Look through the listing for the word "chart". Copy each line that has it.
* BEGIN *
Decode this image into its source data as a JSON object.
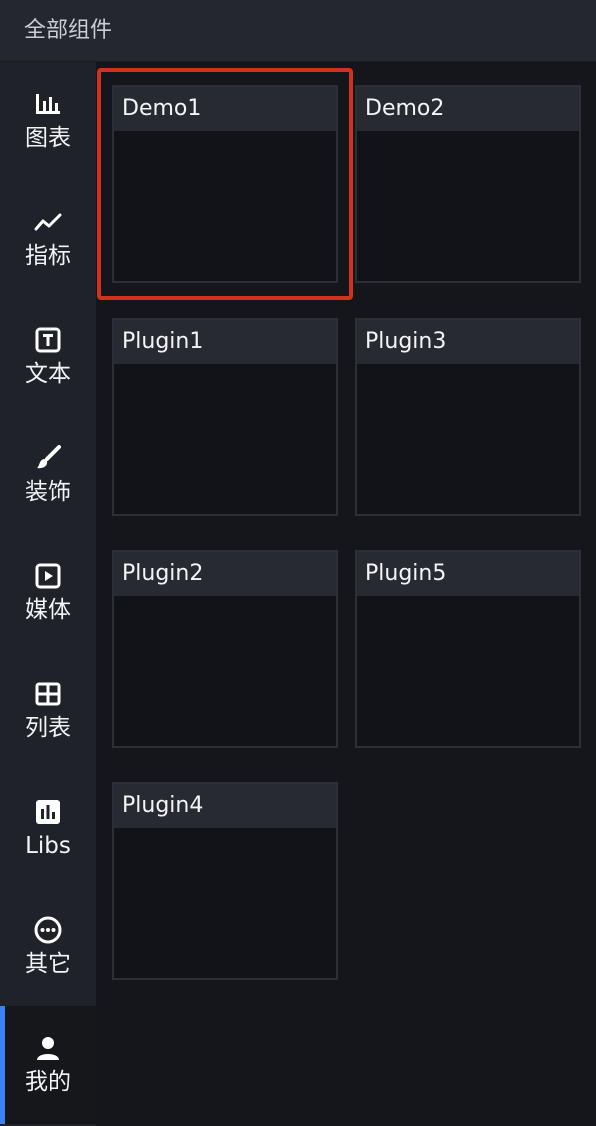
{
  "header": {
    "title": "全部组件"
  },
  "sidebar": {
    "items": [
      {
        "label": "图表",
        "icon": "bar-chart-icon"
      },
      {
        "label": "指标",
        "icon": "trend-line-icon"
      },
      {
        "label": "文本",
        "icon": "text-box-icon"
      },
      {
        "label": "装饰",
        "icon": "brush-icon"
      },
      {
        "label": "媒体",
        "icon": "play-box-icon"
      },
      {
        "label": "列表",
        "icon": "table-grid-icon"
      },
      {
        "label": "Libs",
        "icon": "chart-square-icon"
      },
      {
        "label": "其它",
        "icon": "more-circle-icon"
      },
      {
        "label": "我的",
        "icon": "user-icon"
      }
    ],
    "active_index": 8
  },
  "components": [
    {
      "title": "Demo1",
      "selected": true
    },
    {
      "title": "Demo2",
      "selected": false
    },
    {
      "title": "Plugin1",
      "selected": false
    },
    {
      "title": "Plugin3",
      "selected": false
    },
    {
      "title": "Plugin2",
      "selected": false
    },
    {
      "title": "Plugin5",
      "selected": false
    },
    {
      "title": "Plugin4",
      "selected": false
    }
  ],
  "colors": {
    "selection_border": "#d0321f",
    "active_indicator": "#3b82f6"
  }
}
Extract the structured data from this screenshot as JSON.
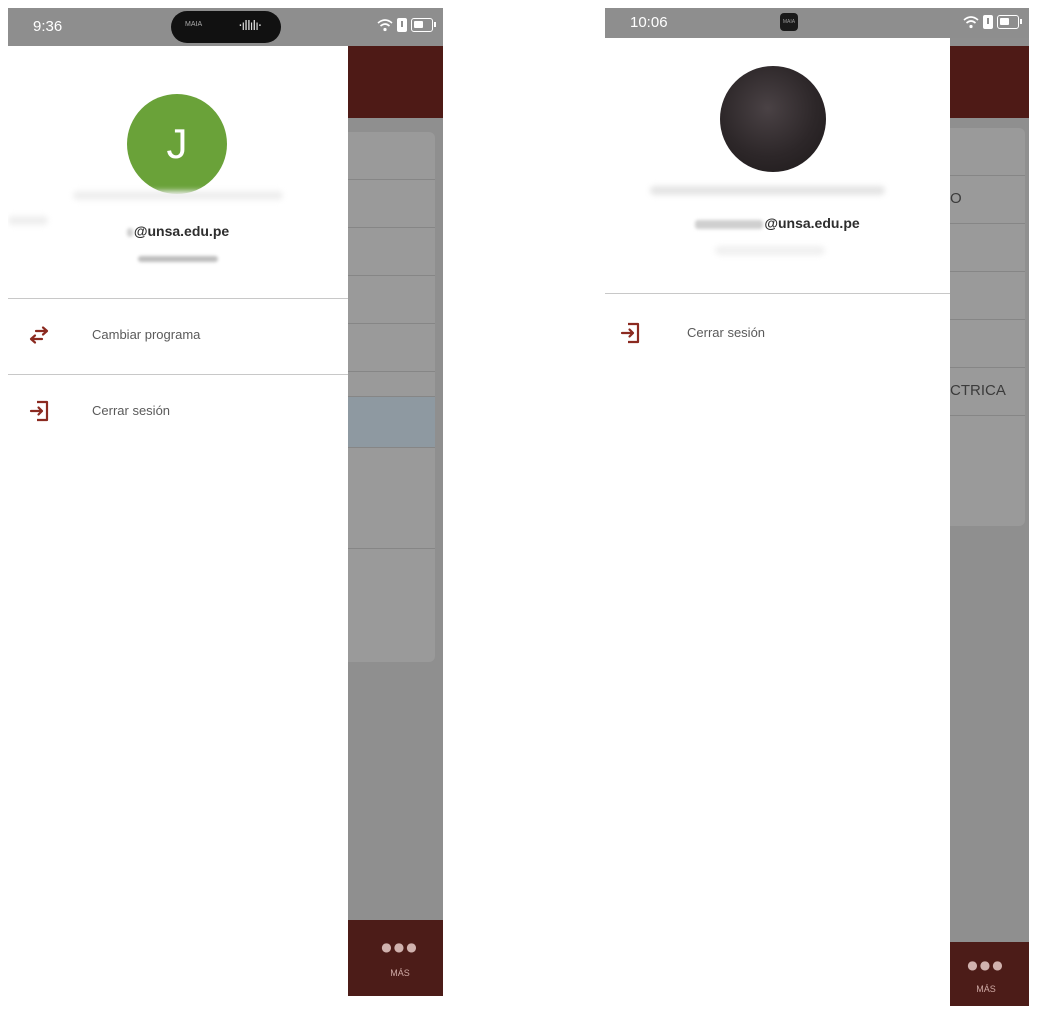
{
  "left_screen": {
    "status": {
      "time": "9:36",
      "island_app": "MAIA"
    },
    "background": {
      "more_label": "MÁS"
    },
    "profile": {
      "avatar_initial": "J",
      "email": "@unsa.edu.pe"
    },
    "menu": [
      {
        "label": "Cambiar programa",
        "icon": "swap-arrows-icon"
      },
      {
        "label": "Cerrar sesión",
        "icon": "logout-icon"
      }
    ]
  },
  "right_screen": {
    "status": {
      "time": "10:06",
      "island_app": "MAIA"
    },
    "background": {
      "row_text_1": "O",
      "row_text_2": "CTRICA",
      "more_label": "MÁS"
    },
    "profile": {
      "avatar": "profile-photo",
      "email": "@unsa.edu.pe"
    },
    "menu": [
      {
        "label": "Cerrar sesión",
        "icon": "logout-icon"
      }
    ]
  },
  "colors": {
    "brand_dark_red": "#4e1a16",
    "accent_icon": "#8b2a20",
    "avatar_green": "#6aa239"
  }
}
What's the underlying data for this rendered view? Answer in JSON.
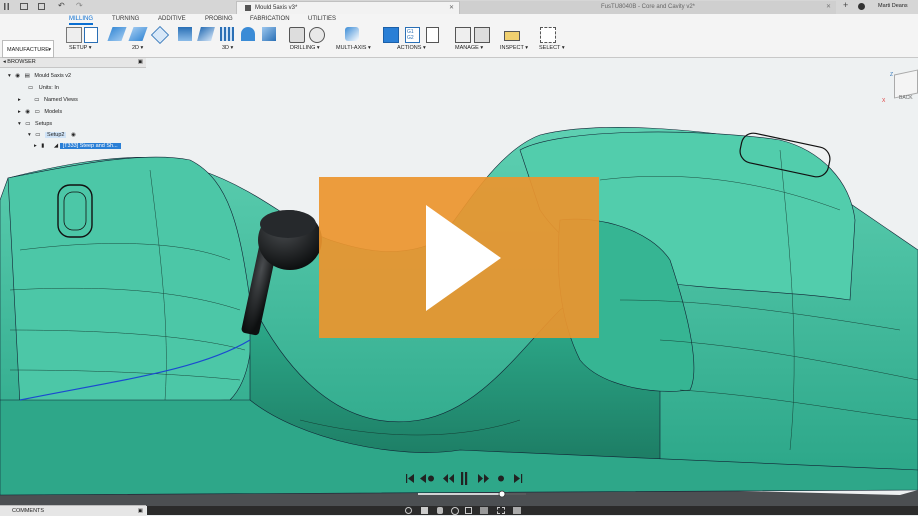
{
  "window": {
    "doc_tab_active": "Mould 5axis v3*",
    "doc_tab_inactive": "FusTU8040B - Core and Cavity v2*",
    "user": "Marti Deans"
  },
  "workspace": {
    "label": "MANUFACTURE"
  },
  "ribbon": {
    "tabs": [
      "MILLING",
      "TURNING",
      "ADDITIVE",
      "PROBING",
      "FABRICATION",
      "UTILITIES"
    ],
    "groups": [
      "SETUP",
      "2D",
      "3D",
      "DRILLING",
      "MULTI-AXIS",
      "ACTIONS",
      "MANAGE",
      "INSPECT",
      "SELECT"
    ],
    "g1g2": {
      "l1": "G1",
      "l2": "G2"
    }
  },
  "browser": {
    "title": "BROWSER",
    "items": [
      "Mould 5axis v2",
      "Units: In",
      "Named Views",
      "Models",
      "Setups",
      "Setup2",
      "[T333] Steep and Sh..."
    ]
  },
  "comments": {
    "label": "COMMENTS"
  },
  "viewcube": {
    "face": "BACK",
    "axis_x": "X",
    "axis_z": "Z"
  },
  "colors": {
    "model": "#3dbd9c",
    "overlay": "#ec952e",
    "accent": "#0a6ed1"
  }
}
* END *
__Completed exercise__
        "icon": "bar-chart-icon"
        "icon": "chart-square-icon"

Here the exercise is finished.